## [Exercises]
• A. Retype the Salvation Army passage word for word, from "The church's theology" to "Salvationists most distinctive.".
• B. According to the Salvation Army passage, what was the Salvation Army first called?
• C. Carry on the Salvation Army passage, picking up right after its last sentence.

## [Given text]
In fact, the Salvation Army's social services are so widespread and recognizable — think red kettles and bell ringers at Christmastime — that few outsiders even think of it as a church.

But this Army of do-gooders is motivated mostly to lift burdens, feed the hungry and help the disenfranchised. They believe that is how they best serve God.

Urban ministry • Catherine and William Booth launched the Salvation Army in 1865 while working in the poverty-ridden neighborhoods of London. Originally known as the Christian Mission, it was renamed 13 years later, when it took on a quasi-military pattern. Booth became "the General" and Catherine the "Army Mother." Officers' ranks were given to ministers.

The church's beliefs and practices drew on Methodism, Wesleyan revivalism, the Society of Friends and the holiness movement, writes Diane Winston in "Red-Hot and Righteous: The Urban Religion of the Salvation Army."

Salvationists used a lay ministry and advocated a simple lifestyle, free from alcohol, tobacco, fancy clothes, personal adornments, rich foods and worldly entertainments. In 1883, Booth decided to forgo the sacraments as external manifestations of an inner reality in favor of using the metaphor "inner light" to describe spiritual experiences.

The church's theology is spelled out in "Eleven Doctrines," she writes, which affirm, among other tenets, the divine inspiration of scripture, the nature of Jesus and the reality of hell.

But it was Booth's embrace of worldly tactics that made Salvationists most distinctive.

Their crisply uniformed "soldiers" became as regular a fixture on the urban landscape as gamblers and showgirls. They used street theater to win converts for Christ among the downtrodden, and their tactics were considered almost brazen compared with the genteel Protestants of the late 1890s and early 1900s.

Booth realized early on that "a gloomy, theoretical religion would save no one," writes Winston, who holds the Knight Chair in Media and Religion at the University of Southern California's Annenberg School for Communication and Journalism. "The unchurched needed a 'happy' religion whose spark and sizzle were more akin to commercial entertainment than a staid Sunday service. Thus the Army prized 'red-hot' preachers over erudite theologians."

Booth sprinkled his sermons with funny stories and encouraged his officers to do the same.

"Why should the devil have all the dancing?" he asked his critics.

Women as equals • From the denomination's founding, women shared most leadership roles with men. They were uniformed soldiers and officers, crusaders, preachers and performers. They often were assigned to start overseas missions.

## [Listed entries]
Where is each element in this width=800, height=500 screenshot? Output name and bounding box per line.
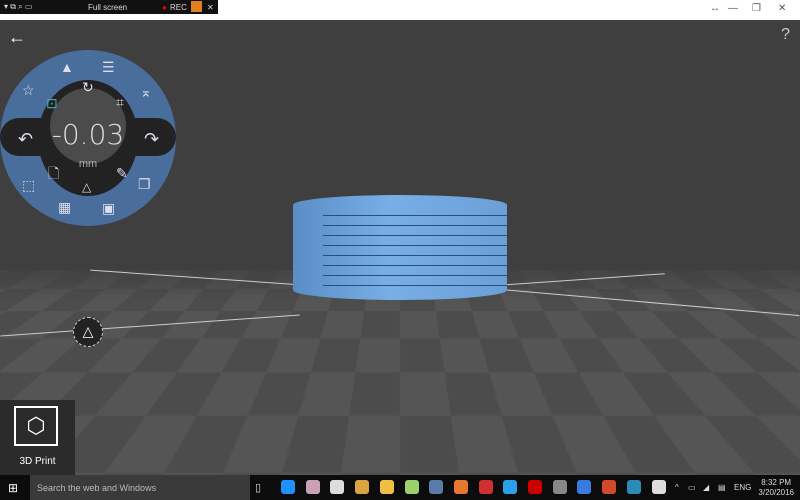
plane-cut-icon[interactable]: ⬚	[22, 178, 35, 192]
language-indicator[interactable]: ENG	[734, 483, 751, 492]
recorder-mode[interactable]: Full screen	[88, 3, 127, 12]
notification-icon[interactable]: ▤	[718, 483, 726, 492]
select-icon[interactable]: ▣	[102, 201, 115, 215]
taskbar-app-game-icon[interactable]	[355, 480, 370, 494]
taskbar-app-calculator-icon[interactable]	[651, 480, 666, 494]
clock[interactable]: 8:32 PM 3/20/2016	[758, 478, 794, 498]
maximize-button[interactable]: ❐	[752, 3, 761, 14]
taskbar-app-paint-icon[interactable]	[305, 480, 320, 494]
taskbar-app-edge-icon[interactable]	[281, 480, 295, 494]
taskbar-app-camera-icon[interactable]	[552, 480, 567, 494]
taskbar-app-firefox-icon[interactable]	[453, 480, 468, 494]
offset-unit: mm	[78, 158, 98, 170]
triangle-icon[interactable]: △	[82, 181, 91, 193]
3d-print-button[interactable]: ⬡ 3D Print	[0, 400, 75, 475]
date: 3/20/2016	[758, 488, 794, 497]
close-recorder-icon[interactable]: ✕	[207, 3, 214, 12]
plus-icon[interactable]: +	[781, 449, 790, 467]
3d-model-cylinder[interactable]	[293, 195, 507, 300]
menu-icon[interactable]: ▾ ⧉ ⌕ ▭	[4, 2, 32, 12]
resize-icon[interactable]: ↔	[710, 3, 720, 14]
recorder-toolbar: ▾ ⧉ ⌕ ▭ Full screen ● REC ✕	[0, 0, 218, 14]
battery-icon[interactable]: ▭	[688, 483, 696, 492]
split-icon[interactable]: ☰	[102, 60, 115, 74]
title-bar: ▾ ⧉ ⌕ ▭ Full screen ● REC ✕ ↔ — ❐ ✕	[0, 0, 800, 20]
extrude-icon[interactable]: ▲	[60, 60, 74, 74]
apply-material-label: Apply material	[629, 454, 699, 466]
scale-icon[interactable]: ⌗	[116, 95, 124, 109]
taskbar: ⊞ Search the web and Windows ▯ ^ ▭ ◢ ▤ E…	[0, 475, 800, 500]
windows-start-icon[interactable]: ⊞	[8, 481, 22, 495]
taskbar-app-record-icon[interactable]	[528, 480, 542, 494]
taskbar-app-t-app-icon[interactable]	[478, 480, 493, 494]
wifi-icon[interactable]: ◢	[703, 483, 709, 492]
apply-material-button[interactable]: Apply material +	[624, 445, 800, 475]
taskbar-app-3d-builder-icon[interactable]	[626, 480, 641, 494]
undo-icon[interactable]: ↶	[18, 130, 33, 148]
rec-button[interactable]: REC	[170, 3, 187, 12]
minimize-button[interactable]: —	[728, 3, 738, 14]
rotate-icon[interactable]: ↻	[82, 80, 94, 94]
taskbar-app-steam-icon[interactable]	[429, 480, 444, 494]
time: 8:32 PM	[761, 478, 792, 487]
taskbar-app-store-icon[interactable]	[330, 480, 345, 494]
shape-toggle-button[interactable]: △	[73, 317, 103, 347]
3d-print-label: 3D Print	[19, 456, 56, 467]
emboss-icon[interactable]: ⌅	[140, 85, 152, 99]
close-button[interactable]: ✕	[778, 3, 786, 14]
task-view-icon[interactable]: ▯	[255, 481, 261, 494]
file-icon[interactable]: 🗋	[48, 166, 59, 180]
taskbar-app-ie-icon[interactable]	[503, 480, 518, 494]
redo-icon[interactable]: ↷	[144, 130, 159, 148]
rec-dot-icon: ●	[162, 2, 167, 12]
camera-button[interactable]	[191, 1, 202, 12]
search-box[interactable]: Search the web and Windows	[30, 475, 250, 500]
taskbar-app-powerpoint-icon[interactable]	[602, 480, 617, 494]
back-arrow-icon[interactable]: ←	[8, 27, 26, 48]
tray-chevron-icon[interactable]: ^	[675, 483, 679, 492]
pencil-icon[interactable]: ✎	[116, 166, 128, 180]
move-icon[interactable]: ⊡	[46, 96, 58, 110]
taskbar-app-photos-icon[interactable]	[404, 480, 419, 494]
star-icon[interactable]: ☆	[22, 83, 35, 97]
help-icon[interactable]: ?	[781, 26, 790, 44]
print-cube-icon: ⬡	[14, 406, 58, 446]
offset-value[interactable]: -0.03	[50, 118, 126, 151]
duplicate-icon[interactable]: ❐	[138, 177, 151, 191]
merge-icon[interactable]: ▦	[58, 200, 71, 214]
taskbar-app-explorer-icon[interactable]	[379, 480, 394, 494]
taskbar-app-bluetooth-icon[interactable]	[577, 480, 592, 494]
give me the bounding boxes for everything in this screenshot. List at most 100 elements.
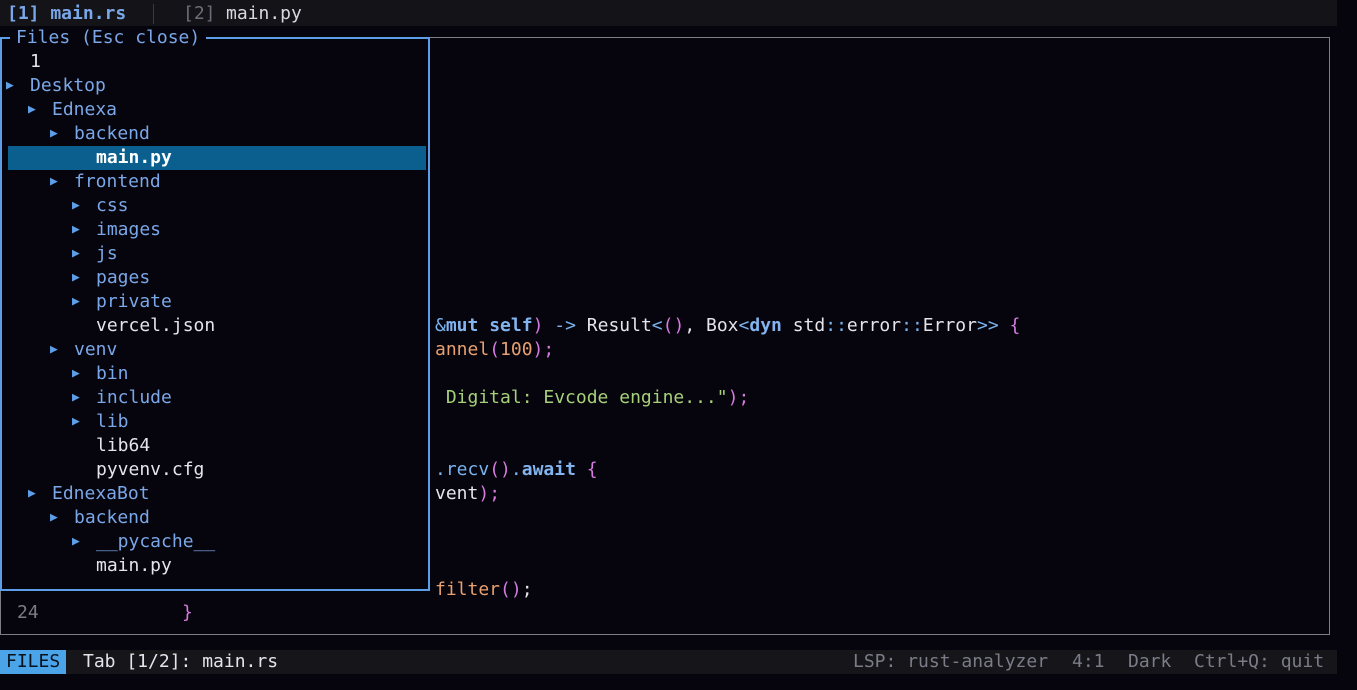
tree-item-label: venv — [74, 339, 118, 360]
tree-item-label: Ednexa — [52, 99, 118, 120]
code-token: ); — [727, 387, 750, 408]
code-token: filter — [435, 579, 501, 600]
tree-item-label: main.py — [96, 147, 172, 168]
code-token: , Box — [684, 315, 739, 336]
cursor-position: 4:1 — [1072, 651, 1105, 672]
triangle-right-icon[interactable]: ▶ — [72, 290, 80, 314]
tree-item-label: bin — [96, 363, 129, 384]
code-token: ); — [532, 339, 555, 360]
tab-info: Tab [1/2]: main.rs — [83, 651, 279, 672]
code-token: mut — [445, 315, 479, 336]
tree-folder[interactable]: ▶ backend — [8, 506, 426, 530]
code-line[interactable]: vent); — [435, 482, 500, 506]
tree-item-label: 1 — [30, 51, 41, 72]
code-token: < — [738, 315, 750, 336]
triangle-right-icon[interactable]: ▶ — [72, 194, 80, 218]
tree-item-label: frontend — [74, 171, 161, 192]
triangle-right-icon[interactable]: ▶ — [72, 266, 80, 290]
code-line[interactable]: filter(); — [435, 578, 533, 602]
tree-file[interactable]: lib64 — [8, 434, 426, 458]
tree-folder[interactable]: ▶ images — [8, 218, 426, 242]
tree-folder[interactable]: ▶ css — [8, 194, 426, 218]
tree-folder[interactable]: ▶ private — [8, 290, 426, 314]
tree-item-label: main.py — [96, 555, 172, 576]
tree-folder[interactable]: ▶ include — [8, 386, 426, 410]
tab-main-py-index[interactable]: [2] — [183, 3, 216, 25]
tree-item-label: backend — [74, 507, 150, 528]
triangle-right-icon[interactable]: ▶ — [28, 98, 36, 122]
code-token: Result — [586, 315, 652, 336]
triangle-right-icon[interactable]: ▶ — [50, 506, 58, 530]
triangle-right-icon[interactable]: ▶ — [72, 218, 80, 242]
tab-divider — [153, 4, 154, 24]
tree-item-label: __pycache__ — [96, 531, 216, 552]
triangle-right-icon[interactable]: ▶ — [72, 530, 80, 554]
code-token: } — [182, 602, 193, 623]
code-token: . — [510, 459, 522, 480]
tree-folder[interactable]: ▶ js — [8, 242, 426, 266]
tree-folder[interactable]: ▶ Desktop — [6, 74, 426, 98]
code-token: () — [662, 315, 685, 336]
triangle-right-icon[interactable]: ▶ — [50, 170, 58, 194]
mode-badge: FILES — [0, 650, 67, 674]
tree-item-label: private — [96, 291, 172, 312]
tree-item-label: pages — [96, 267, 151, 288]
tree-folder[interactable]: ▶ __pycache__ — [8, 530, 426, 554]
code-token: ) — [532, 315, 544, 336]
tab-bar: [1] main.rs [2] main.py — [0, 0, 1337, 26]
triangle-right-icon[interactable]: ▶ — [72, 362, 80, 386]
code-token: recv — [445, 459, 490, 480]
line-number: 24 — [17, 602, 39, 623]
code-token: -> — [543, 315, 587, 336]
triangle-right-icon[interactable]: ▶ — [72, 410, 80, 434]
tree-folder[interactable]: ▶ lib — [8, 410, 426, 434]
tree-file[interactable]: main.py — [8, 146, 426, 170]
code-line[interactable]: annel(100); — [435, 338, 554, 362]
tree-folder[interactable]: ▶ venv — [8, 338, 426, 362]
code-line[interactable]: .recv().await { — [435, 458, 598, 482]
file-explorer-panel: 1 ▶ Desktop ▶ Ednexa ▶ backend main.py ▶ frontend… — [0, 37, 430, 591]
triangle-right-icon[interactable]: ▶ — [6, 74, 14, 98]
code-token: self — [489, 315, 533, 336]
tree-file[interactable]: main.py — [8, 554, 426, 578]
code-token: Error — [922, 315, 977, 336]
code-token: { — [1009, 315, 1021, 336]
tree-item-label: images — [96, 219, 162, 240]
quit-hint: Ctrl+Q: quit — [1194, 651, 1325, 672]
code-token: () — [500, 579, 522, 600]
triangle-right-icon[interactable]: ▶ — [72, 386, 80, 410]
code-token: Digital: Evcode engine..." — [435, 387, 728, 408]
code-token: vent — [435, 483, 479, 504]
code-token: std — [781, 315, 826, 336]
triangle-right-icon[interactable]: ▶ — [72, 242, 80, 266]
tree-file[interactable]: pyvenv.cfg — [8, 458, 426, 482]
code-token: & — [435, 315, 446, 336]
code-token: error — [846, 315, 902, 336]
tree-folder[interactable]: ▶ backend — [8, 122, 426, 146]
tree-folder[interactable]: ▶ Ednexa — [8, 98, 426, 122]
tree-item-label: css — [96, 195, 129, 216]
tree-folder[interactable]: ▶ EdnexaBot — [8, 482, 426, 506]
triangle-right-icon[interactable]: ▶ — [50, 338, 58, 362]
tab-main-py[interactable]: main.py — [226, 3, 302, 25]
code-token: < — [651, 315, 663, 336]
code-line[interactable]: Digital: Evcode engine..."); — [435, 386, 749, 410]
status-bar: FILES Tab [1/2]: main.rs LSP: rust-analy… — [0, 650, 1337, 674]
tree-item-label: backend — [74, 123, 150, 144]
tree-file[interactable]: vercel.json — [8, 314, 426, 338]
tree-file[interactable]: 1 — [8, 50, 426, 74]
tree-item-label: lib — [96, 411, 129, 432]
tree-folder[interactable]: ▶ frontend — [8, 170, 426, 194]
tree-folder[interactable]: ▶ pages — [8, 266, 426, 290]
tab-main-rs[interactable]: [1] main.rs — [7, 3, 126, 25]
tree-folder[interactable]: ▶ bin — [8, 362, 426, 386]
code-token: :: — [825, 315, 847, 336]
code-token: ); — [478, 483, 501, 504]
triangle-right-icon[interactable]: ▶ — [50, 122, 58, 146]
code-line[interactable]: &mut self) -> Result<(), Box<dyn std::er… — [435, 314, 1020, 338]
triangle-right-icon[interactable]: ▶ — [28, 482, 36, 506]
code-token: await — [521, 459, 576, 480]
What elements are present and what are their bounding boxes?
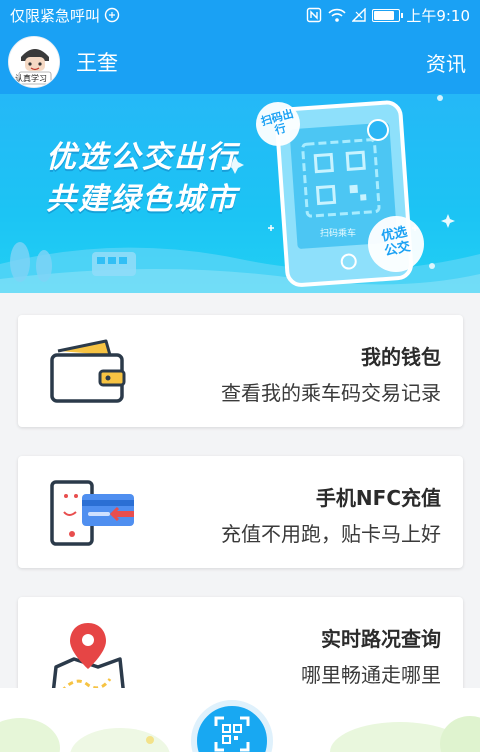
banner-phone-caption: 扫码乘车 [320,229,357,239]
signal-icon [352,8,367,22]
avatar[interactable]: 认真学习 [8,36,60,88]
nfc-icon [306,7,322,23]
map-pin-icon [48,619,128,705]
promo-banner[interactable]: 优选公交出行 共建绿色城市 扫码出行 扫码乘车 优选公交 [0,94,480,293]
nfc-recharge-card[interactable]: 手机NFC充值 充值不用跑，贴卡马上好 [18,456,463,568]
nfc-card-icon [48,478,134,548]
app-header: 认真学习 王奎 资讯 [0,30,480,94]
wallet-icon [48,337,128,407]
nfc-description: 充值不用跑，贴卡马上好 [221,522,441,546]
notification-icon [104,7,120,23]
wallet-title: 我的钱包 [361,345,441,369]
traffic-description: 哪里畅通走哪里 [301,663,441,687]
news-button[interactable]: 资讯 [426,48,466,77]
wallet-card[interactable]: 我的钱包 查看我的乘车码交易记录 [18,315,463,427]
avatar-caption: 认真学习 [15,74,47,83]
nfc-title: 手机NFC充值 [315,486,441,510]
qr-scan-icon [214,716,250,752]
banner-subheadline: 共建绿色城市 [46,182,238,217]
wallet-description: 查看我的乘车码交易记录 [221,381,441,405]
clock-text: 上午9:10 [406,6,470,25]
status-bar: 仅限紧急呼叫 上午9:10 [0,0,480,30]
traffic-title: 实时路况查询 [321,627,441,651]
battery-icon [372,8,404,22]
wifi-icon [328,7,346,23]
carrier-text: 仅限紧急呼叫 [10,6,101,25]
user-name: 王奎 [76,51,118,75]
banner-headline: 优选公交出行 [46,140,238,175]
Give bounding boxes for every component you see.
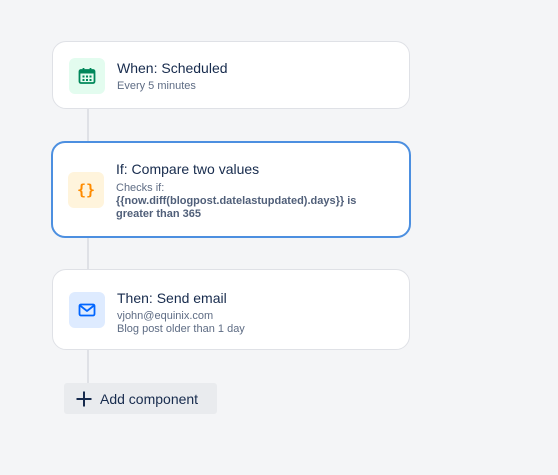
trigger-title: When: Scheduled <box>117 60 228 76</box>
action-recipient: vjohn@equinix.com <box>117 310 214 322</box>
action-title: Then: Send email <box>117 290 227 306</box>
trigger-subtitle: Every 5 minutes <box>117 80 196 92</box>
condition-card[interactable]: {} If: Compare two values Checks if: {{n… <box>51 141 411 238</box>
condition-expression: {{now.diff(blogpost.datelastupdated).day… <box>116 195 357 220</box>
calendar-icon <box>69 58 105 94</box>
curly-braces-icon: {} <box>68 172 104 208</box>
flow-connector <box>87 350 89 384</box>
trigger-card[interactable]: When: Scheduled Every 5 minutes <box>52 41 410 109</box>
add-component-label: Add component <box>100 390 199 407</box>
condition-title: If: Compare two values <box>116 161 260 177</box>
plus-icon <box>74 389 94 409</box>
action-card[interactable]: Then: Send email vjohn@equinix.com Blog … <box>52 269 410 350</box>
condition-line: Checks if: <box>116 182 165 194</box>
action-message: Blog post older than 1 day <box>117 323 245 335</box>
flow-connector <box>87 109 89 142</box>
svg-text:{}: {} <box>77 181 95 199</box>
envelope-icon <box>69 292 105 328</box>
add-component-button[interactable]: Add component <box>64 383 217 414</box>
flow-connector <box>87 238 89 270</box>
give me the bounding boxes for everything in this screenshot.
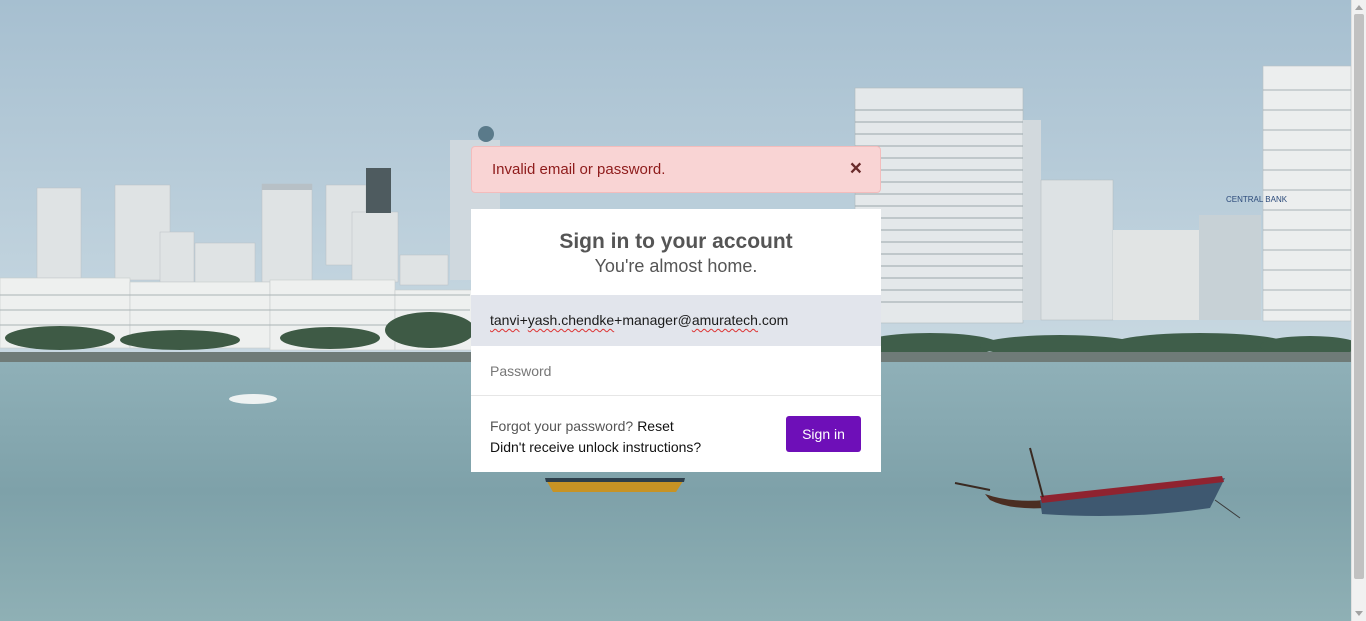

## [Answers in order]
• A.
The church's theology is spelled out in "Eleven Doctrines," she writes, which affirm, among other tenets, the divine inspiration of scripture, the nature of Jesus and the reality of hell.

But it was Booth's embrace of worldly tactics that made Salvationists most distinctive.

• B. The Christian Mission.

• C.
"Although the Army competed with a growing number of occupations newly opened to women, it was one of the purely religious endeavors that welcomed them as the equals of men," Winston writes. "Several Protestant denominations were ordaining women by the 1880s, but few females entered the ministry because it was nearly impossible to find a congregation willing to hire one."

For the right kind of woman, she writes, the Army was "religious and adventuresome."

Such efforts made Salvationists — especially the women — appealing subjects for drama, film and the popular press.

They became almost stock figures, representing the triumph of virtue over sin in movies, including D.W. Griffith's "The Salvation Army Lass" (1908) and postwar movies such as "Salvation Nell" (1919) and "Hell's Oasis" (1920).

In later movies such as "The Angel of Broadway" (1927) and "Laughing Sinners" (1931) and even the 1950s musical "Guys and Dolls," the lassies were more ambiguous figures — at best religious do-gooders, at worst naive, even exploitable.

Evangeline Booth, the seventh of eight children of the founders, became one of the few female denominational leaders in the early 20th century, Winston writes. She deftly tapped 19th-century assumptions of women's moral superiority and greater sensitivity to family and religion to further the cause.

She commanded nationwide respect for decades, but by the time she died in 1950, the Army's visibility on the American religious scene had faded.

Simple worship • Official members, called "soldiers," are those who sign the church's "Articles of War," committing themselves to the church's beliefs about God and Christ and practices such as forgoing alcohol, drugs and gambling. They wear uniforms trimmed in blue, while officers, who go through a two-year training, sport red-trimmed regalia.

"We don't have baptism or communion," LeMar says. "We believe in them, but we don't believe they are necessary for salvation. Nowhere does it say that you have to be baptized to be saved."

Those two sacraments are "outward signs of an inward change," he says. "For us, the uniform serves the same purpose."

Believers who can't, for whatever reason, agree to follow all the Army's practices are still welcome to worship — or serve — in the faith.

Salvationist Sunday services include prayers, hymns (traditional and contemporary), a sermon (usually by one of the officers) and an altar call, during which individuals can come forward and commit themselves to Christ.

Utah's two Army congregations are tiny, with an average weekly attendance of 50 to 60 worshippers, LeMar says, but their outreach to the needy is outsized — feeding more than 2,000 people a month in Ogden alone, for example.

That, the enthusiastic lieutenant says, is their mission.

pstack@sltrib.com

Twitter: @religiongal —

'Where We Worship' series

O Throughout the year, The Salt Lake Tribune has featured Utah's sacred spaces. To read previous stories in this monthly series, go to www.sltrib.com

Today • Salvation Army church in Salt Lake City —

About the Salvation Army church

Location • 438 S. 900 West, Salt Lake City

Built • Cornerstone laid for the Mormon 25th Ward meetinghouse on July 24, 1902.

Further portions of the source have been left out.